> **EXERCISE OBJECTIVE**
Repeat each line of the material exactly.

[Data items]
* * * * *

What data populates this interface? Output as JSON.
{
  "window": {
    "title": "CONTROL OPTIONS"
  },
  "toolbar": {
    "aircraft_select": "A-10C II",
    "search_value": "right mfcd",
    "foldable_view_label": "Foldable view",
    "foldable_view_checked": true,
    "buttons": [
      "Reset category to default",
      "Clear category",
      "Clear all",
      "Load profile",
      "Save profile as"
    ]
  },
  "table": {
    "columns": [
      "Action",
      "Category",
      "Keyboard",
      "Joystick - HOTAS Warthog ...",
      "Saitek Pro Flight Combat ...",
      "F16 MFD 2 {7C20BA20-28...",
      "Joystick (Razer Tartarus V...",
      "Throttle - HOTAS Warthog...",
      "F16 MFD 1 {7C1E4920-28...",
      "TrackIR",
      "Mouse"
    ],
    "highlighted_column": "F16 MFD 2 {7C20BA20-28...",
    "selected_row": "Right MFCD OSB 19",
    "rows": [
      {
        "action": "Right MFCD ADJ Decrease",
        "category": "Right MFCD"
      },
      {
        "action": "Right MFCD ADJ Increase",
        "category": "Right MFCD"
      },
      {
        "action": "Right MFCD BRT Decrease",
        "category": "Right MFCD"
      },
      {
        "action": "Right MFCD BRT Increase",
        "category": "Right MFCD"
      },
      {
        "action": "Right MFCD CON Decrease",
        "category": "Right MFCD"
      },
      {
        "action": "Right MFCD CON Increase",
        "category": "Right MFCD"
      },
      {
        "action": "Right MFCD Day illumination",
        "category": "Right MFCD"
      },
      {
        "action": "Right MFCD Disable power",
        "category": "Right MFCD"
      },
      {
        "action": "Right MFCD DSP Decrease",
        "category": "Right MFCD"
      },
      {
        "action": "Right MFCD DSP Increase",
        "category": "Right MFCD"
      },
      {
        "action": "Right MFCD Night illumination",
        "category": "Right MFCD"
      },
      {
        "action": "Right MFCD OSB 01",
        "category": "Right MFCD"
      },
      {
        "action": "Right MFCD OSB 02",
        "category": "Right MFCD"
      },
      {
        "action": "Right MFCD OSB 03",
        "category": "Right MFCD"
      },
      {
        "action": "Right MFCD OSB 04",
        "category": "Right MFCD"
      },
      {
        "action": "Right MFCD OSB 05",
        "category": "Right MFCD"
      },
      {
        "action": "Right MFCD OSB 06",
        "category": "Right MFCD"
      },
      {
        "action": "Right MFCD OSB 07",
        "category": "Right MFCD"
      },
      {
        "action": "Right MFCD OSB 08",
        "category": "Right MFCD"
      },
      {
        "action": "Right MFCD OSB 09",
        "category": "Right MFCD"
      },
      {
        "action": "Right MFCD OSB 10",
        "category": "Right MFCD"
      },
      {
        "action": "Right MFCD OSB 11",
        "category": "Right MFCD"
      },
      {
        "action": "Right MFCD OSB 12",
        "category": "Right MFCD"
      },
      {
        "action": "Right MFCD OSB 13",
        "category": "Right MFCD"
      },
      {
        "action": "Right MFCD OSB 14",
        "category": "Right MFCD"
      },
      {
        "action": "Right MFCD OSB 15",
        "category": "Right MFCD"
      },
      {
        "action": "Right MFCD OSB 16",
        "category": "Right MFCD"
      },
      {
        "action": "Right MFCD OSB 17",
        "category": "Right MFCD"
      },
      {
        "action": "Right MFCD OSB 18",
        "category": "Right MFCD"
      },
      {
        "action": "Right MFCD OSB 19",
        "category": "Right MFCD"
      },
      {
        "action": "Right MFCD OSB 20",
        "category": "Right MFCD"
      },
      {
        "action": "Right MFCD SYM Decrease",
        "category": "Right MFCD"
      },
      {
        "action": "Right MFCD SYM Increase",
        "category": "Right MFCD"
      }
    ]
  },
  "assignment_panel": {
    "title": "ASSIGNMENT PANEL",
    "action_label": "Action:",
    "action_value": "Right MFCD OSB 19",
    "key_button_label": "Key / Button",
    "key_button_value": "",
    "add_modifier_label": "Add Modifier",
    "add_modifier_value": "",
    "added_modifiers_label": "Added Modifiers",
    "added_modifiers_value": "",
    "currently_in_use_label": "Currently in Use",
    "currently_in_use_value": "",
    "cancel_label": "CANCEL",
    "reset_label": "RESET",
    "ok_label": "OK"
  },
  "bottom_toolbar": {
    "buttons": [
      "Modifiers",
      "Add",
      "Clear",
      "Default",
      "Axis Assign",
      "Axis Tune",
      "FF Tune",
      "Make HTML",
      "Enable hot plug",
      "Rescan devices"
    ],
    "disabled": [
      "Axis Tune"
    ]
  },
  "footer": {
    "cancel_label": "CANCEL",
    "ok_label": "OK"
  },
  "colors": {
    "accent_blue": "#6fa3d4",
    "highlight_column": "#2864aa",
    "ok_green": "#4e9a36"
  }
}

* * * * *

> **SOLUTION FOR THIS PROBLEM**
What data populates this interface? Output as JSON.
{
  "window": {
    "title": "CONTROL OPTIONS"
  },
  "toolbar": {
    "aircraft_select": "A-10C II",
    "search_value": "right mfcd",
    "foldable_view_label": "Foldable view",
    "foldable_view_checked": true,
    "buttons": [
      "Reset category to default",
      "Clear category",
      "Clear all",
      "Load profile",
      "Save profile as"
    ]
  },
  "table": {
    "columns": [
      "Action",
      "Category",
      "Keyboard",
      "Joystick - HOTAS Warthog ...",
      "Saitek Pro Flight Combat ...",
      "F16 MFD 2 {7C20BA20-28...",
      "Joystick (Razer Tartarus V...",
      "Throttle - HOTAS Warthog...",
      "F16 MFD 1 {7C1E4920-28...",
      "TrackIR",
      "Mouse"
    ],
    "highlighted_column": "F16 MFD 2 {7C20BA20-28...",
    "selected_row": "Right MFCD OSB 19",
    "rows": [
      {
        "action": "Right MFCD ADJ Decrease",
        "category": "Right MFCD"
      },
      {
        "action": "Right MFCD ADJ Increase",
        "category": "Right MFCD"
      },
      {
        "action": "Right MFCD BRT Decrease",
        "category": "Right MFCD"
      },
      {
        "action": "Right MFCD BRT Increase",
        "category": "Right MFCD"
      },
      {
        "action": "Right MFCD CON Decrease",
        "category": "Right MFCD"
      },
      {
        "action": "Right MFCD CON Increase",
        "category": "Right MFCD"
      },
      {
        "action": "Right MFCD Day illumination",
        "category": "Right MFCD"
      },
      {
        "action": "Right MFCD Disable power",
        "category": "Right MFCD"
      },
      {
        "action": "Right MFCD DSP Decrease",
        "category": "Right MFCD"
      },
      {
        "action": "Right MFCD DSP Increase",
        "category": "Right MFCD"
      },
      {
        "action": "Right MFCD Night illumination",
        "category": "Right MFCD"
      },
      {
        "action": "Right MFCD OSB 01",
        "category": "Right MFCD"
      },
      {
        "action": "Right MFCD OSB 02",
        "category": "Right MFCD"
      },
      {
        "action": "Right MFCD OSB 03",
        "category": "Right MFCD"
      },
      {
        "action": "Right MFCD OSB 04",
        "category": "Right MFCD"
      },
      {
        "action": "Right MFCD OSB 05",
        "category": "Right MFCD"
      },
      {
        "action": "Right MFCD OSB 06",
        "category": "Right MFCD"
      },
      {
        "action": "Right MFCD OSB 07",
        "category": "Right MFCD"
      },
      {
        "action": "Right MFCD OSB 08",
        "category": "Right MFCD"
      },
      {
        "action": "Right MFCD OSB 09",
        "category": "Right MFCD"
      },
      {
        "action": "Right MFCD OSB 10",
        "category": "Right MFCD"
      },
      {
        "action": "Right MFCD OSB 11",
        "category": "Right MFCD"
      },
      {
        "action": "Right MFCD OSB 12",
        "category": "Right MFCD"
      },
      {
        "action": "Right MFCD OSB 13",
        "category": "Right MFCD"
      },
      {
        "action": "Right MFCD OSB 14",
        "category": "Right MFCD"
      },
      {
        "action": "Right MFCD OSB 15",
        "category": "Right MFCD"
      },
      {
        "action": "Right MFCD OSB 16",
        "category": "Right MFCD"
      },
      {
        "action": "Right MFCD OSB 17",
        "category": "Right MFCD"
      },
      {
        "action": "Right MFCD OSB 18",
        "category": "Right MFCD"
      },
      {
        "action": "Right MFCD OSB 19",
        "category": "Right MFCD"
      },
      {
        "action": "Right MFCD OSB 20",
        "category": "Right MFCD"
      },
      {
        "action": "Right MFCD SYM Decrease",
        "category": "Right MFCD"
      },
      {
        "action": "Right MFCD SYM Increase",
        "category": "Right MFCD"
      }
    ]
  },
  "assignment_panel": {
    "title": "ASSIGNMENT PANEL",
    "action_label": "Action:",
    "action_value": "Right MFCD OSB 19",
    "key_button_label": "Key / Button",
    "key_button_value": "",
    "add_modifier_label": "Add Modifier",
    "add_modifier_value": "",
    "added_modifiers_label": "Added Modifiers",
    "added_modifiers_value": "",
    "currently_in_use_label": "Currently in Use",
    "currently_in_use_value": "",
    "cancel_label": "CANCEL",
    "reset_label": "RESET",
    "ok_label": "OK"
  },
  "bottom_toolbar": {
    "buttons": [
      "Modifiers",
      "Add",
      "Clear",
      "Default",
      "Axis Assign",
      "Axis Tune",
      "FF Tune",
      "Make HTML",
      "Enable hot plug",
      "Rescan devices"
    ],
    "disabled": [
      "Axis Tune"
    ]
  },
  "footer": {
    "cancel_label": "CANCEL",
    "ok_label": "OK"
  },
  "colors": {
    "accent_blue": "#6fa3d4",
    "highlight_column": "#2864aa",
    "ok_green": "#4e9a36"
  }
}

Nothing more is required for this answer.